▶ Task objective
Skip every picture, and output exactly the lines starting at the one with "Output the text content of this document." and running through the last line of the material below.

Saved entries:
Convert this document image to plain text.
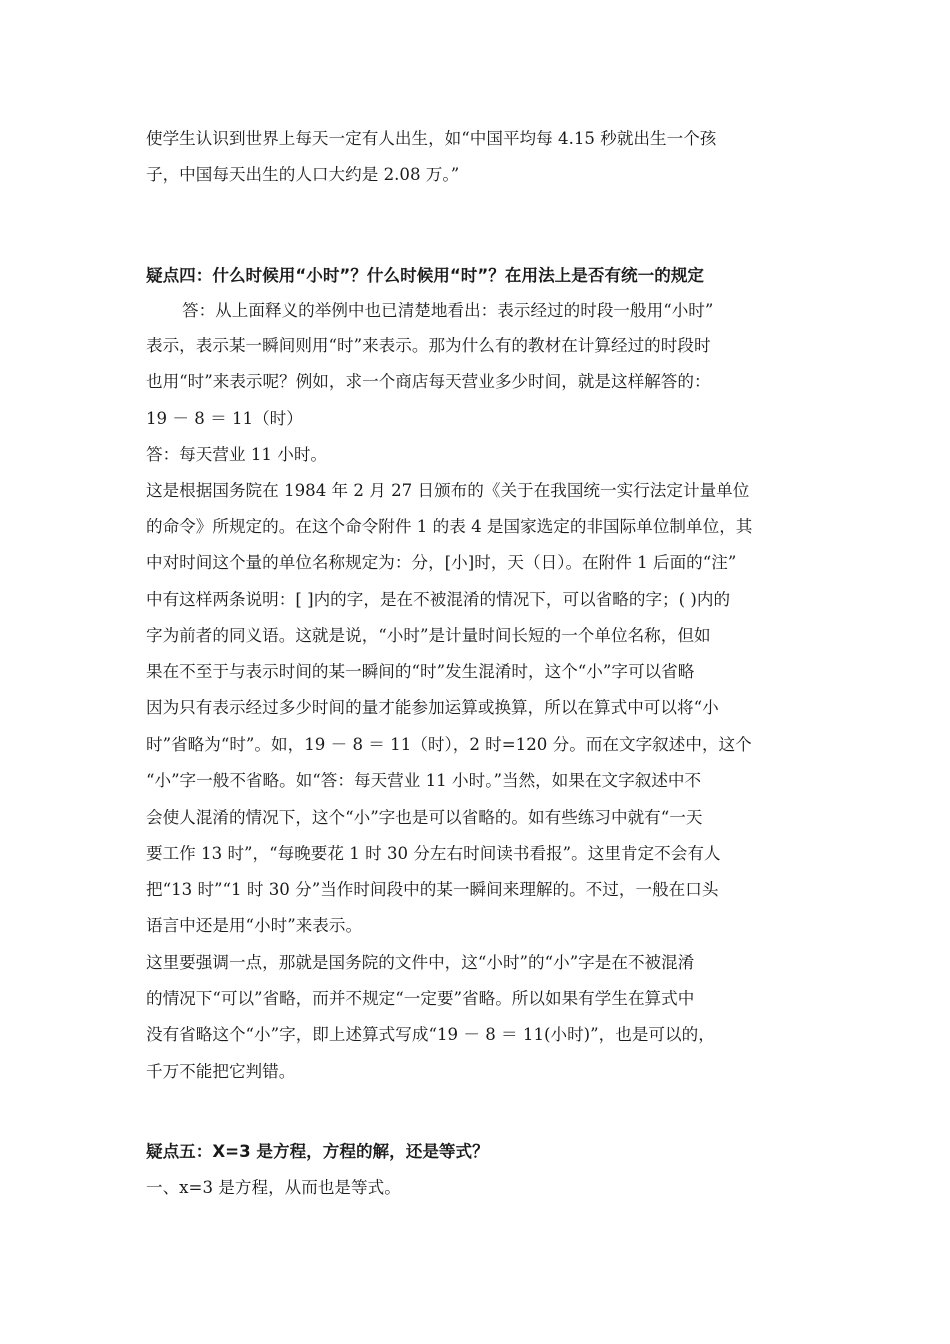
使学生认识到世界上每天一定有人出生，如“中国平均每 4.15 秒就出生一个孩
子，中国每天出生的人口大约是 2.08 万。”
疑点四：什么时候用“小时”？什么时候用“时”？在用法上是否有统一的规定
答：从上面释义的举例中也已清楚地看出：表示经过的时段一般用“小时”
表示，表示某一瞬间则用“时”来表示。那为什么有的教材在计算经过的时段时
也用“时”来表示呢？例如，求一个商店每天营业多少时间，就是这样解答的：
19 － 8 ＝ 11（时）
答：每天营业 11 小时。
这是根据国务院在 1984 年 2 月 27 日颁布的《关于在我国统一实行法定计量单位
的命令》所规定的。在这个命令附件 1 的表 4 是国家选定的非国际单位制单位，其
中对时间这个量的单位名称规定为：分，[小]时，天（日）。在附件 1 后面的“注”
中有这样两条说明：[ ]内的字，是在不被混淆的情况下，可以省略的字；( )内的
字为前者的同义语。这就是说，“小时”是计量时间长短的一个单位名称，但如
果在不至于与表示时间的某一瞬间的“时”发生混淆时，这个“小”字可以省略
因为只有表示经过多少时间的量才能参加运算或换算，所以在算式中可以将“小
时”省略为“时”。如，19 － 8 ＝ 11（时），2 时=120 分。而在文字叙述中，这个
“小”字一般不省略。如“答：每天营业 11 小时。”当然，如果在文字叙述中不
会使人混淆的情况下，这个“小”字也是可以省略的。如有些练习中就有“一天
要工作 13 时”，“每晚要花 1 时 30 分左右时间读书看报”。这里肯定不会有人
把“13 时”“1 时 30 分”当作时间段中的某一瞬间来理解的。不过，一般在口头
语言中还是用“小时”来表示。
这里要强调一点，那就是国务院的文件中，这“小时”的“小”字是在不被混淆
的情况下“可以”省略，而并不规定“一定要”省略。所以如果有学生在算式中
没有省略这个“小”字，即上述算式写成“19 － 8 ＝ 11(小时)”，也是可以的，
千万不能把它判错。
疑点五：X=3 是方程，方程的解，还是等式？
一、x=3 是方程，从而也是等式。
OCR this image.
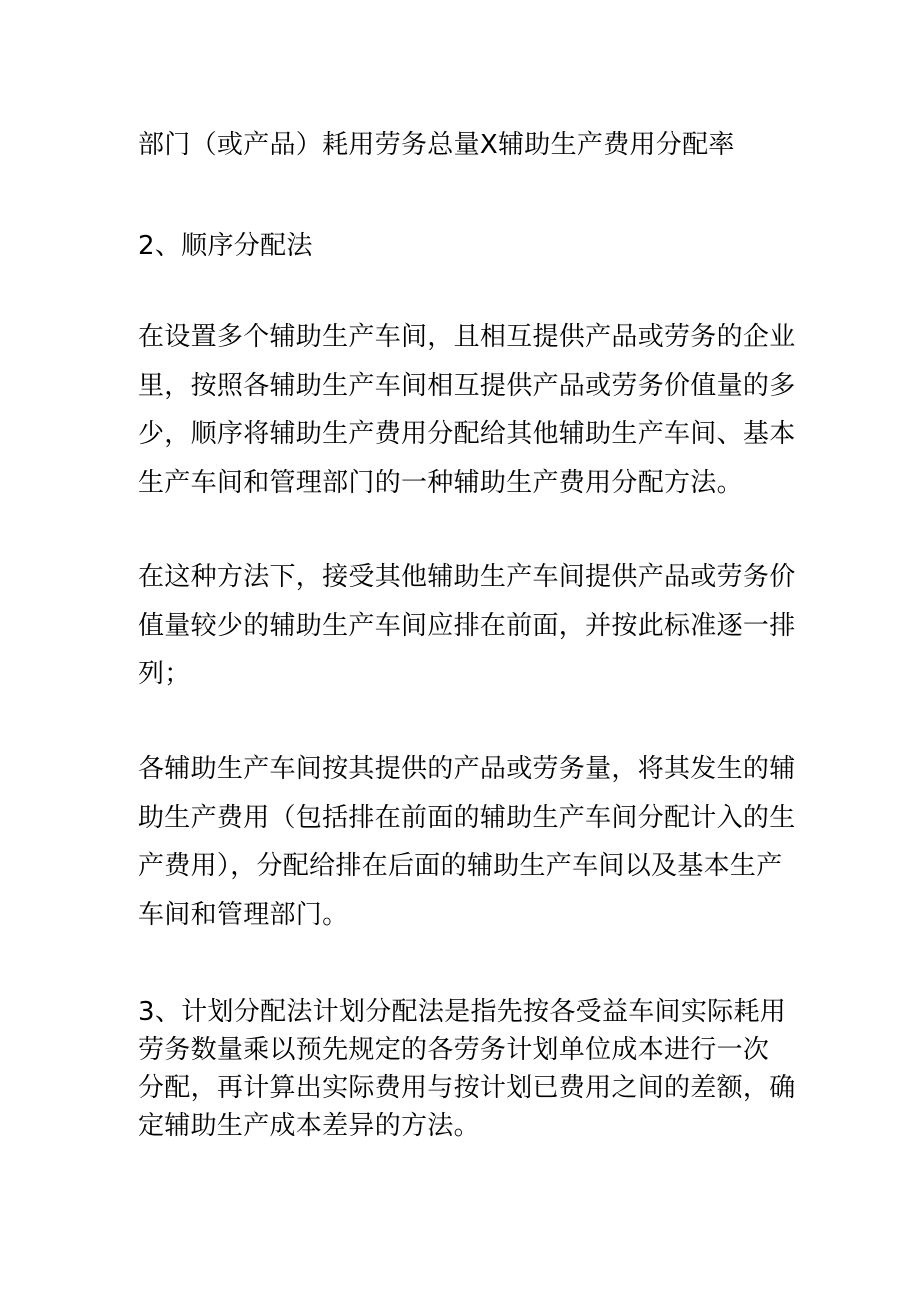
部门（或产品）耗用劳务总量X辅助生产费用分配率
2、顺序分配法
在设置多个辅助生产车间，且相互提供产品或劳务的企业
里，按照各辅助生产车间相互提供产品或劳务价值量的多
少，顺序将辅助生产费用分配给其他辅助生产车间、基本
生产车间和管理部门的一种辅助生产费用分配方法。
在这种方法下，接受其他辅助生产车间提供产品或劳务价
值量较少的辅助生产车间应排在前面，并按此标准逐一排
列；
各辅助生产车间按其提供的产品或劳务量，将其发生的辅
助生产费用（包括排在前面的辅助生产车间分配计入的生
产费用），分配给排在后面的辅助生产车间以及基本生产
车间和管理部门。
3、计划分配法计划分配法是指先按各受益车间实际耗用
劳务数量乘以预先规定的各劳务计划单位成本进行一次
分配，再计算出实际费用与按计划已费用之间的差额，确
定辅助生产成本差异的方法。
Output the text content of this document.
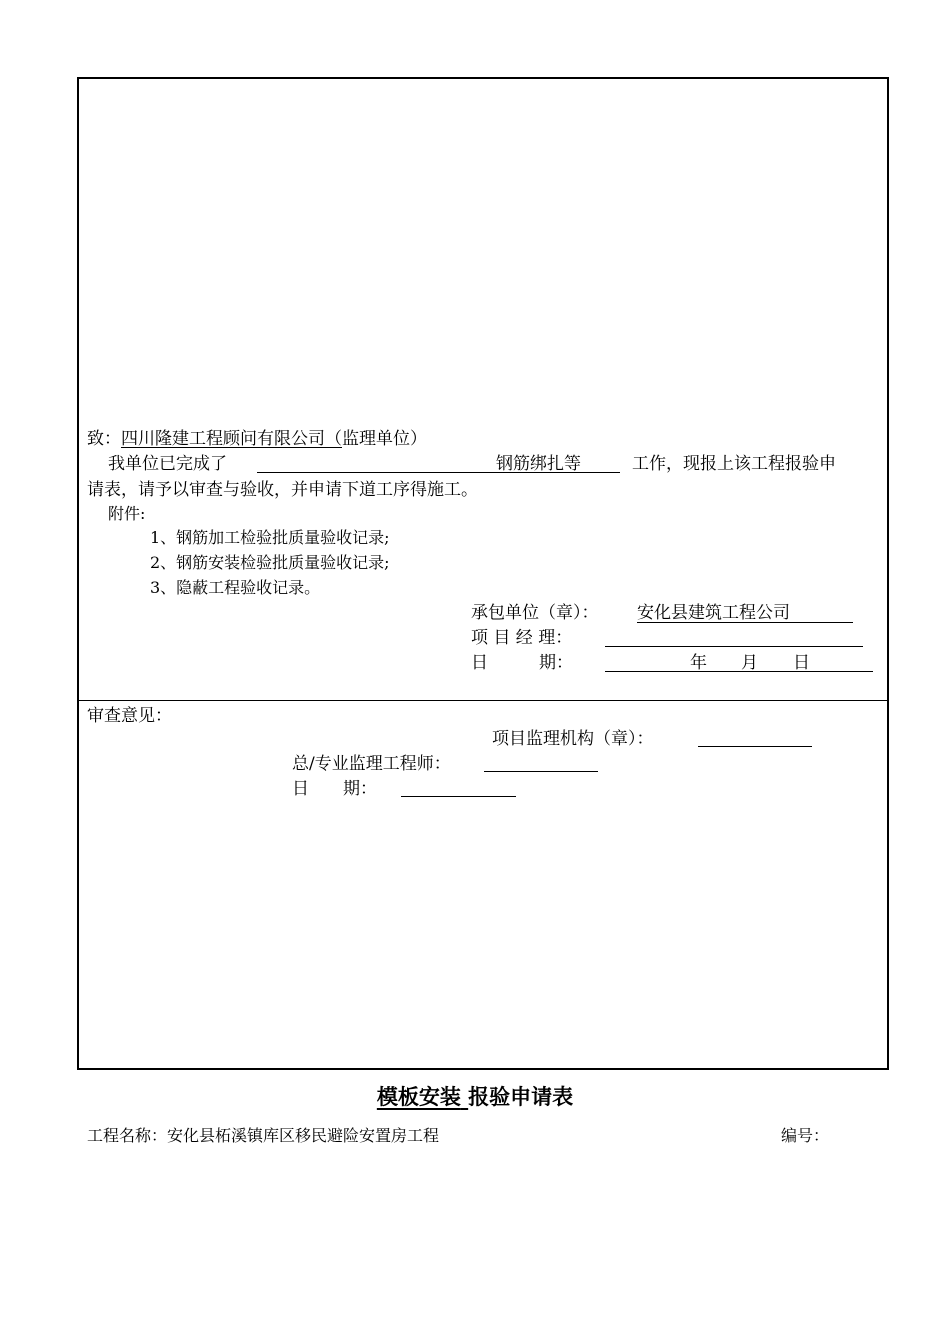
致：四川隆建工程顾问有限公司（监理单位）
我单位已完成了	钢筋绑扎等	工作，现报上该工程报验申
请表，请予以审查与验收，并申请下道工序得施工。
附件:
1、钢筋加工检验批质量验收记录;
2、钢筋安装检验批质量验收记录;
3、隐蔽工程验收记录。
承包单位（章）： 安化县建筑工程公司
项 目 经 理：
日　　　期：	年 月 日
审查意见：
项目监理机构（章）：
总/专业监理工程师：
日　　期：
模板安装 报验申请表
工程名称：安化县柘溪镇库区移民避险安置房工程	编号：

▶ Correct answer
Output the text content of this document.
致：四川隆建工程顾问有限公司（监理单位）
我单位已完成了	钢筋绑扎等	工作，现报上该工程报验申
请表，请予以审查与验收，并申请下道工序得施工。
附件:
1、钢筋加工检验批质量验收记录;
2、钢筋安装检验批质量验收记录;
3、隐蔽工程验收记录。
承包单位（章）： 安化县建筑工程公司
项 目 经 理：
日　　　期：	年 月 日
审查意见：
项目监理机构（章）：
总/专业监理工程师：
日　　期：
模板安装 报验申请表
工程名称：安化县柘溪镇库区移民避险安置房工程	编号：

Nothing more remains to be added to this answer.